»»

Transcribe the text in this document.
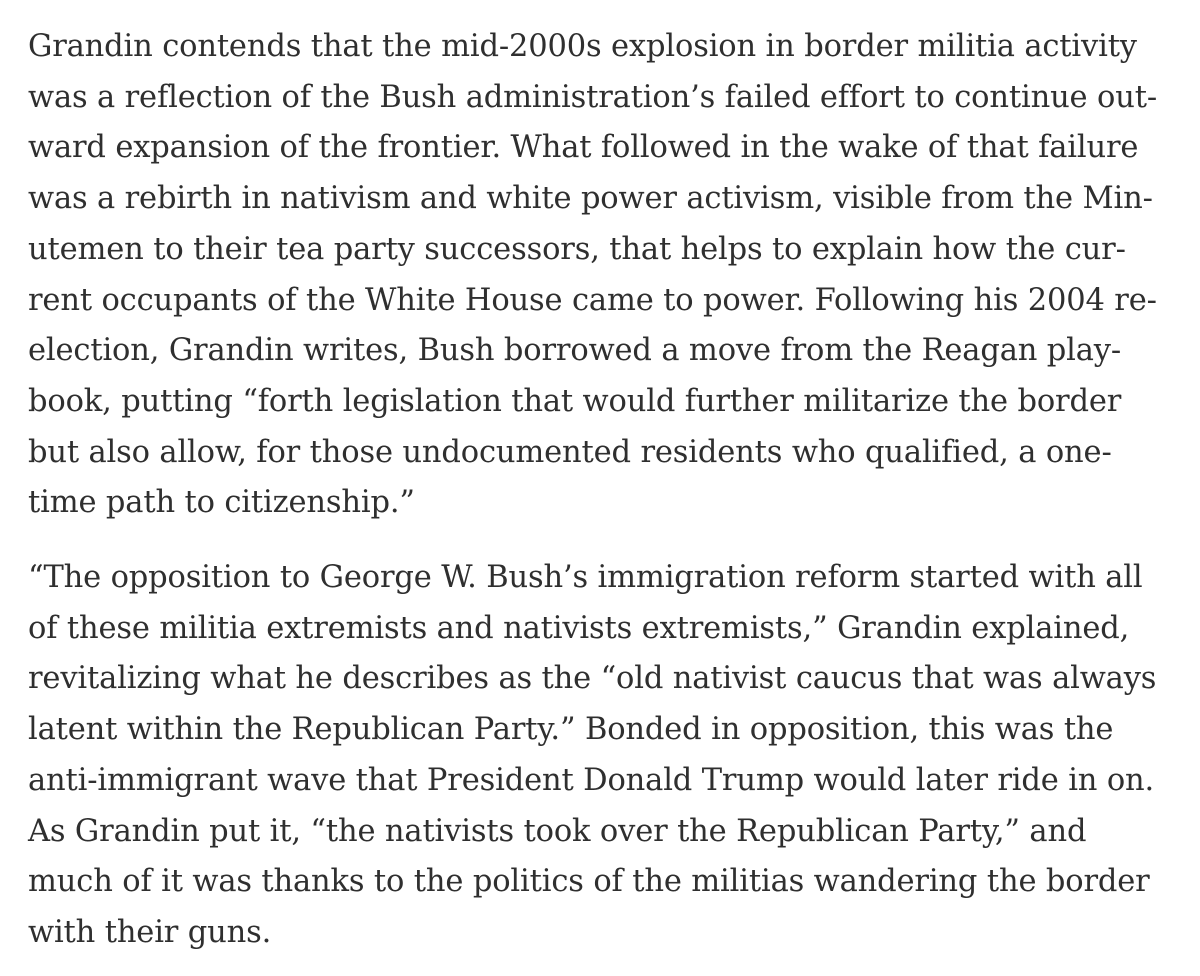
Grandin contends that the mid-2000s explosion in border militia activity
was a reflection of the Bush administration’s failed effort to continue out-
ward expansion of the frontier. What followed in the wake of that failure
was a rebirth in nativism and white power activism, visible from the Min-
utemen to their tea party successors, that helps to explain how the cur-
rent occupants of the White House came to power. Following his 2004 re-
election, Grandin writes, Bush borrowed a move from the Reagan play-
book, putting “forth legislation that would further militarize the border
but also allow, for those undocumented residents who qualified, a one-
time path to citizenship.”

“The opposition to George W. Bush’s immigration reform started with all
of these militia extremists and nativists extremists,” Grandin explained,
revitalizing what he describes as the “old nativist caucus that was always
latent within the Republican Party.” Bonded in opposition, this was the
anti-immigrant wave that President Donald Trump would later ride in on.
As Grandin put it, “the nativists took over the Republican Party,” and
much of it was thanks to the politics of the militias wandering the border
with their guns.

««

→ **Objective**: Copy all the lines of data exactly as they appear, dropping any images.

→ **Exercise answer**:
Transcribe the text in this document.
Grandin contends that the mid-2000s explosion in border militia activity
was a reflection of the Bush administration’s failed effort to continue out-
ward expansion of the frontier. What followed in the wake of that failure
was a rebirth in nativism and white power activism, visible from the Min-
utemen to their tea party successors, that helps to explain how the cur-
rent occupants of the White House came to power. Following his 2004 re-
election, Grandin writes, Bush borrowed a move from the Reagan play-
book, putting “forth legislation that would further militarize the border
but also allow, for those undocumented residents who qualified, a one-
time path to citizenship.”

“The opposition to George W. Bush’s immigration reform started with all
of these militia extremists and nativists extremists,” Grandin explained,
revitalizing what he describes as the “old nativist caucus that was always
latent within the Republican Party.” Bonded in opposition, this was the
anti-immigrant wave that President Donald Trump would later ride in on.
As Grandin put it, “the nativists took over the Republican Party,” and
much of it was thanks to the politics of the militias wandering the border
with their guns.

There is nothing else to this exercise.